_Task objective_
Lift out all lines below that contain "this".

_Material provided_
——
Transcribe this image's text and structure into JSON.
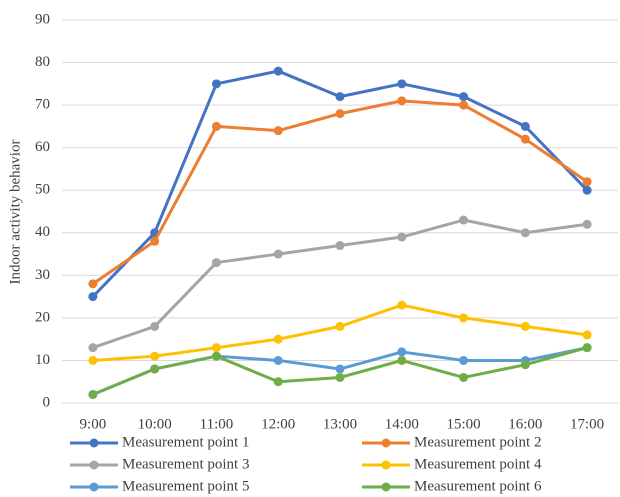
{
  "chart_data": {
    "type": "line",
    "y_label": "Indoor activity behavior",
    "categories": [
      "9:00",
      "10:00",
      "11:00",
      "12:00",
      "13:00",
      "14:00",
      "15:00",
      "16:00",
      "17:00"
    ],
    "series": [
      {
        "name": "Measurement point 1",
        "color": "#4472c4",
        "values": [
          25,
          40,
          75,
          78,
          72,
          75,
          72,
          65,
          50
        ]
      },
      {
        "name": "Measurement point 2",
        "color": "#ed7d31",
        "values": [
          28,
          38,
          65,
          64,
          68,
          71,
          70,
          62,
          52
        ]
      },
      {
        "name": "Measurement point 3",
        "color": "#a5a5a5",
        "values": [
          13,
          18,
          33,
          35,
          37,
          39,
          43,
          40,
          42
        ]
      },
      {
        "name": "Measurement point 4",
        "color": "#ffc000",
        "values": [
          10,
          11,
          13,
          15,
          18,
          23,
          20,
          18,
          16
        ]
      },
      {
        "name": "Measurement point 5",
        "color": "#5b9bd5",
        "values": [
          2,
          8,
          11,
          10,
          8,
          12,
          10,
          10,
          13
        ]
      },
      {
        "name": "Measurement point 6",
        "color": "#70ad47",
        "values": [
          2,
          8,
          11,
          5,
          6,
          10,
          6,
          9,
          13
        ]
      }
    ],
    "ylim": [
      0,
      90
    ],
    "yticks": [
      0,
      10,
      20,
      30,
      40,
      50,
      60,
      70,
      80,
      90
    ],
    "grid": true
  }
}
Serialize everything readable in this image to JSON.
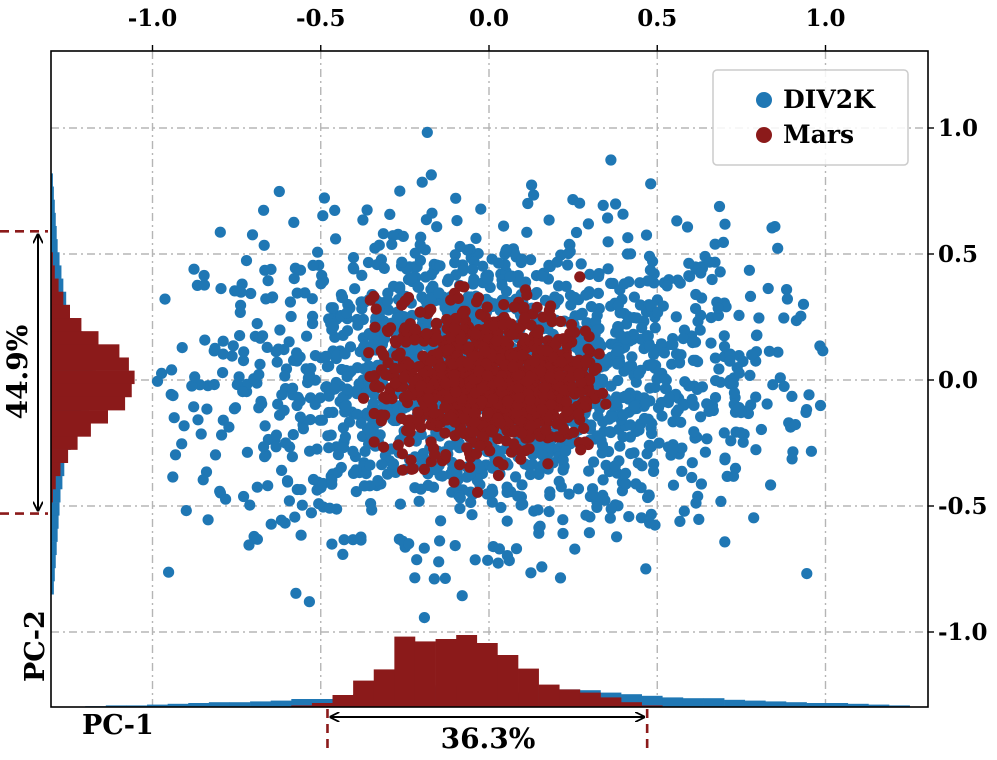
——
_Reply to the exercise_
Transcribe this image's text and structure into JSON.
Serialize everything readable in this image to JSON.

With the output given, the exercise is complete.